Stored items
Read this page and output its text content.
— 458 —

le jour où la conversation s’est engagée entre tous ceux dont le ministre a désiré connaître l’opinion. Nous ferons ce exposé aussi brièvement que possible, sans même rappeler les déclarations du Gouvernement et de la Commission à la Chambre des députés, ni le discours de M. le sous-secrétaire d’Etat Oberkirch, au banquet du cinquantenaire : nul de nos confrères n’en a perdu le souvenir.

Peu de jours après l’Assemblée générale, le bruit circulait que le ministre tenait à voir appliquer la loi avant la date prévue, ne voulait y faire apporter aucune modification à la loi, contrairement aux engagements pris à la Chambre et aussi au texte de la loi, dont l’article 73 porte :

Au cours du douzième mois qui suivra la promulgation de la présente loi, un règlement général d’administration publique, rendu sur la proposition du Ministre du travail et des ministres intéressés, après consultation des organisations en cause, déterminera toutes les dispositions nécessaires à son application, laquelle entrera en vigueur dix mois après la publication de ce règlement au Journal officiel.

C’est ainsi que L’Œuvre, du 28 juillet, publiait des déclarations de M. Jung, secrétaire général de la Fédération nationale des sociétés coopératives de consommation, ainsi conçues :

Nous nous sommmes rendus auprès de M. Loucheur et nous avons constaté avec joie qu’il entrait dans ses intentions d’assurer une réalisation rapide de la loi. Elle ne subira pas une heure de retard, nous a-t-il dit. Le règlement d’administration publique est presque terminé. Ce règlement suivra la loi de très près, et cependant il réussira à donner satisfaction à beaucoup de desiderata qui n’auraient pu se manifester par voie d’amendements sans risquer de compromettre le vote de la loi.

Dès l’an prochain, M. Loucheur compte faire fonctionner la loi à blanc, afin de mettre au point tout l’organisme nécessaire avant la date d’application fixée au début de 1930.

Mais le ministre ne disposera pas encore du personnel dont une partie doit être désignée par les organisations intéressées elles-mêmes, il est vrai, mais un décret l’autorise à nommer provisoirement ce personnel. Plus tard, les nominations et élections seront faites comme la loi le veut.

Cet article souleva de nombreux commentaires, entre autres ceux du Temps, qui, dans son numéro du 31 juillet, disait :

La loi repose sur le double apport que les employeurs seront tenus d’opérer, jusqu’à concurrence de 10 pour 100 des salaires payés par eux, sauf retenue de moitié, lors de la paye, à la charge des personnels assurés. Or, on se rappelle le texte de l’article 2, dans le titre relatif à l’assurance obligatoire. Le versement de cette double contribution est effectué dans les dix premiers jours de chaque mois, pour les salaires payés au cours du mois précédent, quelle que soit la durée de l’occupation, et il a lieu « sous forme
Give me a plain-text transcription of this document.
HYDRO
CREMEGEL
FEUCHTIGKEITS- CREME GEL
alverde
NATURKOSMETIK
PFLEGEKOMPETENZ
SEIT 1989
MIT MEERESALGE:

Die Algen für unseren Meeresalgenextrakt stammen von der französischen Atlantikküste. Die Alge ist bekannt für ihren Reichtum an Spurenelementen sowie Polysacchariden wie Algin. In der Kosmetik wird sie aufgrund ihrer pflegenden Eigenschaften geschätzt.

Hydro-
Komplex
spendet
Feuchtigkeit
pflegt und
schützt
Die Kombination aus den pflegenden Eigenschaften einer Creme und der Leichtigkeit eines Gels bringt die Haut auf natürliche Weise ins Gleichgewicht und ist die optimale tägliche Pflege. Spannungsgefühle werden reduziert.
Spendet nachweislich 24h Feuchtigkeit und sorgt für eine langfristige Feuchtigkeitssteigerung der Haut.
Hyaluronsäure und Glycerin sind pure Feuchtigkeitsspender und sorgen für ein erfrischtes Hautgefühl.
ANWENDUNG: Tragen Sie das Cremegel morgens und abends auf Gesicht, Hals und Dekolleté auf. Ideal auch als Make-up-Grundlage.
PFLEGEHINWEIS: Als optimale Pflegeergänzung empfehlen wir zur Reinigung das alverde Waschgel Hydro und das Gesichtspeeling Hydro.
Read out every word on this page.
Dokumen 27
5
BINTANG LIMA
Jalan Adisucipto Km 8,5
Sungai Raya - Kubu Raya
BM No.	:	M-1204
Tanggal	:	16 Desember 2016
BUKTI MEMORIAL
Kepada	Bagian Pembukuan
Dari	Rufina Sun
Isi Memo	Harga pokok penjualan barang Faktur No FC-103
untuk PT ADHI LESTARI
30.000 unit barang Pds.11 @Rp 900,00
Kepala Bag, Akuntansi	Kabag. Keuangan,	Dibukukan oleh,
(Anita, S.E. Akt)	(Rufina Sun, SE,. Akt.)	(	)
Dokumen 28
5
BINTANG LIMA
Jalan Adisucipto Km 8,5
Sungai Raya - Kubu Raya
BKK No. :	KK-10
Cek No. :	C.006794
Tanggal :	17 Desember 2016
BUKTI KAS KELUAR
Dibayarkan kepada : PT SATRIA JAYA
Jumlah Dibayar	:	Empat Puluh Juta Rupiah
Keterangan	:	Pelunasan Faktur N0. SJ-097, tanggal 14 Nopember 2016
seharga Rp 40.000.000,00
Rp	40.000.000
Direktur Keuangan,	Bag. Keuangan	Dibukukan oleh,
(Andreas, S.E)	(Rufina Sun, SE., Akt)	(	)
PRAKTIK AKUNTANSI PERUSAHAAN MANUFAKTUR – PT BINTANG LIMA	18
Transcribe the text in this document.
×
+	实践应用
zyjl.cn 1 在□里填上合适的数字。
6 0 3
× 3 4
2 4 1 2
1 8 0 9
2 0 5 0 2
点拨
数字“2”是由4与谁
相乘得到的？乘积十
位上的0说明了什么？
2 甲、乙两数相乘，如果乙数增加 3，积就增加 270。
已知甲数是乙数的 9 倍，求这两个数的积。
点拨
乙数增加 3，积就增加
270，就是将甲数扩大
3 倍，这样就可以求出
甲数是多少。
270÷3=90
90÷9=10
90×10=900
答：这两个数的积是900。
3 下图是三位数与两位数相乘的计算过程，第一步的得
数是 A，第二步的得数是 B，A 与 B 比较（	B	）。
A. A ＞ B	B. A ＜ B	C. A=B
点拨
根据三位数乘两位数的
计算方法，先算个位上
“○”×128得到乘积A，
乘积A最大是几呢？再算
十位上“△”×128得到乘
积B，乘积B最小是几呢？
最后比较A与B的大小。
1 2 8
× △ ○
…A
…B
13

### WHAT THE TASK REQUIRES
Return the entries above exactly as they appear.

### SOLUTION TO THE EXERCISE
Read this page and output its text content.
— 458 —

le jour où la conversation s’est engagée entre tous ceux dont le ministre a désiré connaître l’opinion. Nous ferons ce exposé aussi brièvement que possible, sans même rappeler les déclarations du Gouvernement et de la Commission à la Chambre des députés, ni le discours de M. le sous-secrétaire d’Etat Oberkirch, au banquet du cinquantenaire : nul de nos confrères n’en a perdu le souvenir.

Peu de jours après l’Assemblée générale, le bruit circulait que le ministre tenait à voir appliquer la loi avant la date prévue, ne voulait y faire apporter aucune modification à la loi, contrairement aux engagements pris à la Chambre et aussi au texte de la loi, dont l’article 73 porte :

Au cours du douzième mois qui suivra la promulgation de la présente loi, un règlement général d’administration publique, rendu sur la proposition du Ministre du travail et des ministres intéressés, après consultation des organisations en cause, déterminera toutes les dispositions nécessaires à son application, laquelle entrera en vigueur dix mois après la publication de ce règlement au Journal officiel.

C’est ainsi que L’Œuvre, du 28 juillet, publiait des déclarations de M. Jung, secrétaire général de la Fédération nationale des sociétés coopératives de consommation, ainsi conçues :

Nous nous sommmes rendus auprès de M. Loucheur et nous avons constaté avec joie qu’il entrait dans ses intentions d’assurer une réalisation rapide de la loi. Elle ne subira pas une heure de retard, nous a-t-il dit. Le règlement d’administration publique est presque terminé. Ce règlement suivra la loi de très près, et cependant il réussira à donner satisfaction à beaucoup de desiderata qui n’auraient pu se manifester par voie d’amendements sans risquer de compromettre le vote de la loi.

Dès l’an prochain, M. Loucheur compte faire fonctionner la loi à blanc, afin de mettre au point tout l’organisme nécessaire avant la date d’application fixée au début de 1930.

Mais le ministre ne disposera pas encore du personnel dont une partie doit être désignée par les organisations intéressées elles-mêmes, il est vrai, mais un décret l’autorise à nommer provisoirement ce personnel. Plus tard, les nominations et élections seront faites comme la loi le veut.

Cet article souleva de nombreux commentaires, entre autres ceux du Temps, qui, dans son numéro du 31 juillet, disait :

La loi repose sur le double apport que les employeurs seront tenus d’opérer, jusqu’à concurrence de 10 pour 100 des salaires payés par eux, sauf retenue de moitié, lors de la paye, à la charge des personnels assurés. Or, on se rappelle le texte de l’article 2, dans le titre relatif à l’assurance obligatoire. Le versement de cette double contribution est effectué dans les dix premiers jours de chaque mois, pour les salaires payés au cours du mois précédent, quelle que soit la durée de l’occupation, et il a lieu « sous forme
Give me a plain-text transcription of this document.
HYDRO
CREMEGEL
FEUCHTIGKEITS- CREME GEL
alverde
NATURKOSMETIK
PFLEGEKOMPETENZ
SEIT 1989
MIT MEERESALGE:

Die Algen für unseren Meeresalgenextrakt stammen von der französischen Atlantikküste. Die Alge ist bekannt für ihren Reichtum an Spurenelementen sowie Polysacchariden wie Algin. In der Kosmetik wird sie aufgrund ihrer pflegenden Eigenschaften geschätzt.

Hydro-
Komplex
spendet
Feuchtigkeit
pflegt und
schützt
Die Kombination aus den pflegenden Eigenschaften einer Creme und der Leichtigkeit eines Gels bringt die Haut auf natürliche Weise ins Gleichgewicht und ist die optimale tägliche Pflege. Spannungsgefühle werden reduziert.
Spendet nachweislich 24h Feuchtigkeit und sorgt für eine langfristige Feuchtigkeitssteigerung der Haut.
Hyaluronsäure und Glycerin sind pure Feuchtigkeitsspender und sorgen für ein erfrischtes Hautgefühl.
ANWENDUNG: Tragen Sie das Cremegel morgens und abends auf Gesicht, Hals und Dekolleté auf. Ideal auch als Make-up-Grundlage.
PFLEGEHINWEIS: Als optimale Pflegeergänzung empfehlen wir zur Reinigung das alverde Waschgel Hydro und das Gesichtspeeling Hydro.
Read out every word on this page.
Dokumen 27
5
BINTANG LIMA
Jalan Adisucipto Km 8,5
Sungai Raya - Kubu Raya
BM No.	:	M-1204
Tanggal	:	16 Desember 2016
BUKTI MEMORIAL
Kepada	Bagian Pembukuan
Dari	Rufina Sun
Isi Memo	Harga pokok penjualan barang Faktur No FC-103
untuk PT ADHI LESTARI
30.000 unit barang Pds.11 @Rp 900,00
Kepala Bag, Akuntansi	Kabag. Keuangan,	Dibukukan oleh,
(Anita, S.E. Akt)	(Rufina Sun, SE,. Akt.)	(	)
Dokumen 28
5
BINTANG LIMA
Jalan Adisucipto Km 8,5
Sungai Raya - Kubu Raya
BKK No. :	KK-10
Cek No. :	C.006794
Tanggal :	17 Desember 2016
BUKTI KAS KELUAR
Dibayarkan kepada : PT SATRIA JAYA
Jumlah Dibayar	:	Empat Puluh Juta Rupiah
Keterangan	:	Pelunasan Faktur N0. SJ-097, tanggal 14 Nopember 2016
seharga Rp 40.000.000,00
Rp	40.000.000
Direktur Keuangan,	Bag. Keuangan	Dibukukan oleh,
(Andreas, S.E)	(Rufina Sun, SE., Akt)	(	)
PRAKTIK AKUNTANSI PERUSAHAAN MANUFAKTUR – PT BINTANG LIMA	18
Transcribe the text in this document.
×
+	实践应用
zyjl.cn 1 在□里填上合适的数字。
6 0 3
× 3 4
2 4 1 2
1 8 0 9
2 0 5 0 2
点拨
数字“2”是由4与谁
相乘得到的？乘积十
位上的0说明了什么？
2 甲、乙两数相乘，如果乙数增加 3，积就增加 270。
已知甲数是乙数的 9 倍，求这两个数的积。
点拨
乙数增加 3，积就增加
270，就是将甲数扩大
3 倍，这样就可以求出
甲数是多少。
270÷3=90
90÷9=10
90×10=900
答：这两个数的积是900。
3 下图是三位数与两位数相乘的计算过程，第一步的得
数是 A，第二步的得数是 B，A 与 B 比较（	B	）。
A. A ＞ B	B. A ＜ B	C. A=B
点拨
根据三位数乘两位数的
计算方法，先算个位上
“○”×128得到乘积A，
乘积A最大是几呢？再算
十位上“△”×128得到乘
积B，乘积B最小是几呢？
最后比较A与B的大小。
1 2 8
× △ ○
…A
…B
13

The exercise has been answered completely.